==== Extracted material
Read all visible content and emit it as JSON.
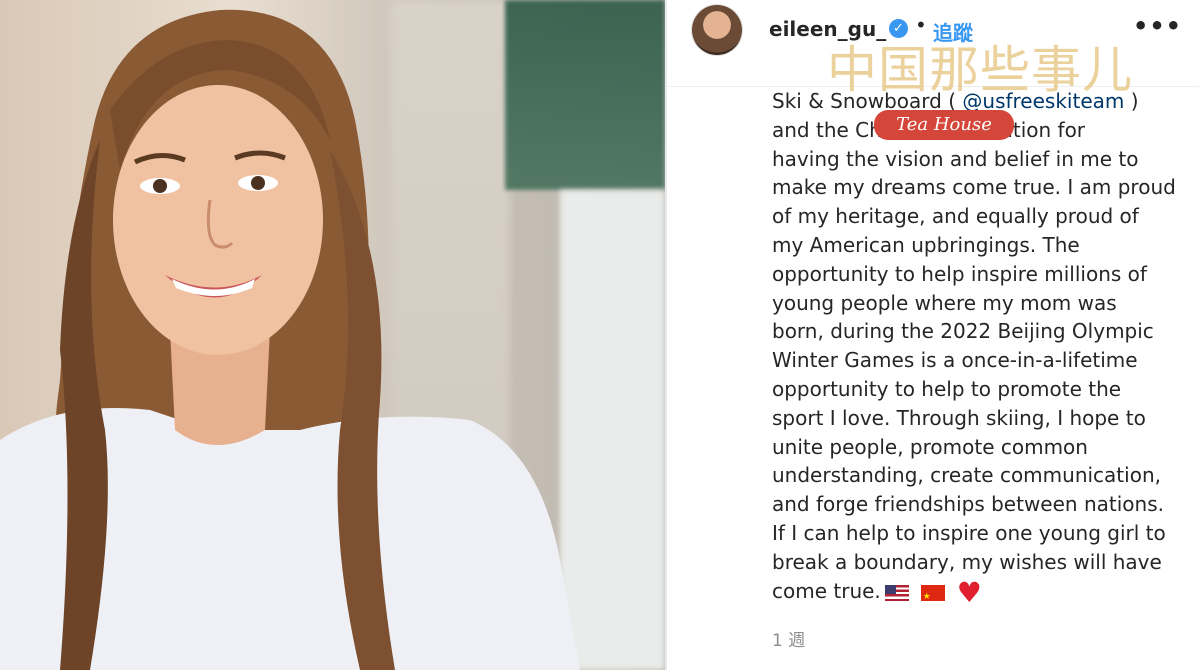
{
  "post": {
    "username": "eileen_gu_",
    "verified_icon": "verified-badge-icon",
    "separator": "•",
    "follow_label": "追蹤",
    "more_label": "•••",
    "watermark_text": "中国那些事儿",
    "watermark_badge": "Tea House",
    "caption_lines": [
      {
        "pre": "Ski & Snowboard ( ",
        "mention": "@usfreeskiteam",
        "post": " )"
      },
      {
        "pre": "and the Ch",
        "mention": "",
        "post": "ociation for"
      },
      {
        "pre": "having the vision and belief in me to",
        "mention": "",
        "post": ""
      },
      {
        "pre": "make my dreams come true. I am proud",
        "mention": "",
        "post": ""
      },
      {
        "pre": "of my heritage, and equally proud of",
        "mention": "",
        "post": ""
      },
      {
        "pre": "my American upbringings. The",
        "mention": "",
        "post": ""
      },
      {
        "pre": "opportunity to help inspire millions of",
        "mention": "",
        "post": ""
      },
      {
        "pre": "young people where my mom was",
        "mention": "",
        "post": ""
      },
      {
        "pre": "born, during the 2022 Beijing Olympic",
        "mention": "",
        "post": ""
      },
      {
        "pre": "Winter Games is a once-in-a-lifetime",
        "mention": "",
        "post": ""
      },
      {
        "pre": "opportunity to help to promote the",
        "mention": "",
        "post": ""
      },
      {
        "pre": "sport I love. Through skiing, I hope to",
        "mention": "",
        "post": ""
      },
      {
        "pre": "unite people, promote common",
        "mention": "",
        "post": ""
      },
      {
        "pre": "understanding, create communication,",
        "mention": "",
        "post": ""
      },
      {
        "pre": "and forge friendships between nations.",
        "mention": "",
        "post": ""
      },
      {
        "pre": "If I can help to inspire one young girl to",
        "mention": "",
        "post": ""
      },
      {
        "pre": "break a boundary, my wishes will have",
        "mention": "",
        "post": ""
      }
    ],
    "last_line": "come true.",
    "emojis": [
      "us-flag-icon",
      "china-flag-icon",
      "red-heart-icon"
    ],
    "timestamp": "1 週",
    "colors": {
      "link": "#3897f0",
      "mention": "#00376b",
      "text": "#262626",
      "muted": "#8e8e8e",
      "heart": "#e0202e"
    }
  }
}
========
What is asked
Transcribe all of the material exactly, leaving out whatever pictures it contains.

Response to the exercise
Read all visible content and emit it as JSON.
{
  "post": {
    "username": "eileen_gu_",
    "verified_icon": "verified-badge-icon",
    "separator": "•",
    "follow_label": "追蹤",
    "more_label": "•••",
    "watermark_text": "中国那些事儿",
    "watermark_badge": "Tea House",
    "caption_lines": [
      {
        "pre": "Ski & Snowboard ( ",
        "mention": "@usfreeskiteam",
        "post": " )"
      },
      {
        "pre": "and the Ch",
        "mention": "",
        "post": "ociation for"
      },
      {
        "pre": "having the vision and belief in me to",
        "mention": "",
        "post": ""
      },
      {
        "pre": "make my dreams come true. I am proud",
        "mention": "",
        "post": ""
      },
      {
        "pre": "of my heritage, and equally proud of",
        "mention": "",
        "post": ""
      },
      {
        "pre": "my American upbringings. The",
        "mention": "",
        "post": ""
      },
      {
        "pre": "opportunity to help inspire millions of",
        "mention": "",
        "post": ""
      },
      {
        "pre": "young people where my mom was",
        "mention": "",
        "post": ""
      },
      {
        "pre": "born, during the 2022 Beijing Olympic",
        "mention": "",
        "post": ""
      },
      {
        "pre": "Winter Games is a once-in-a-lifetime",
        "mention": "",
        "post": ""
      },
      {
        "pre": "opportunity to help to promote the",
        "mention": "",
        "post": ""
      },
      {
        "pre": "sport I love. Through skiing, I hope to",
        "mention": "",
        "post": ""
      },
      {
        "pre": "unite people, promote common",
        "mention": "",
        "post": ""
      },
      {
        "pre": "understanding, create communication,",
        "mention": "",
        "post": ""
      },
      {
        "pre": "and forge friendships between nations.",
        "mention": "",
        "post": ""
      },
      {
        "pre": "If I can help to inspire one young girl to",
        "mention": "",
        "post": ""
      },
      {
        "pre": "break a boundary, my wishes will have",
        "mention": "",
        "post": ""
      }
    ],
    "last_line": "come true.",
    "emojis": [
      "us-flag-icon",
      "china-flag-icon",
      "red-heart-icon"
    ],
    "timestamp": "1 週",
    "colors": {
      "link": "#3897f0",
      "mention": "#00376b",
      "text": "#262626",
      "muted": "#8e8e8e",
      "heart": "#e0202e"
    }
  }
}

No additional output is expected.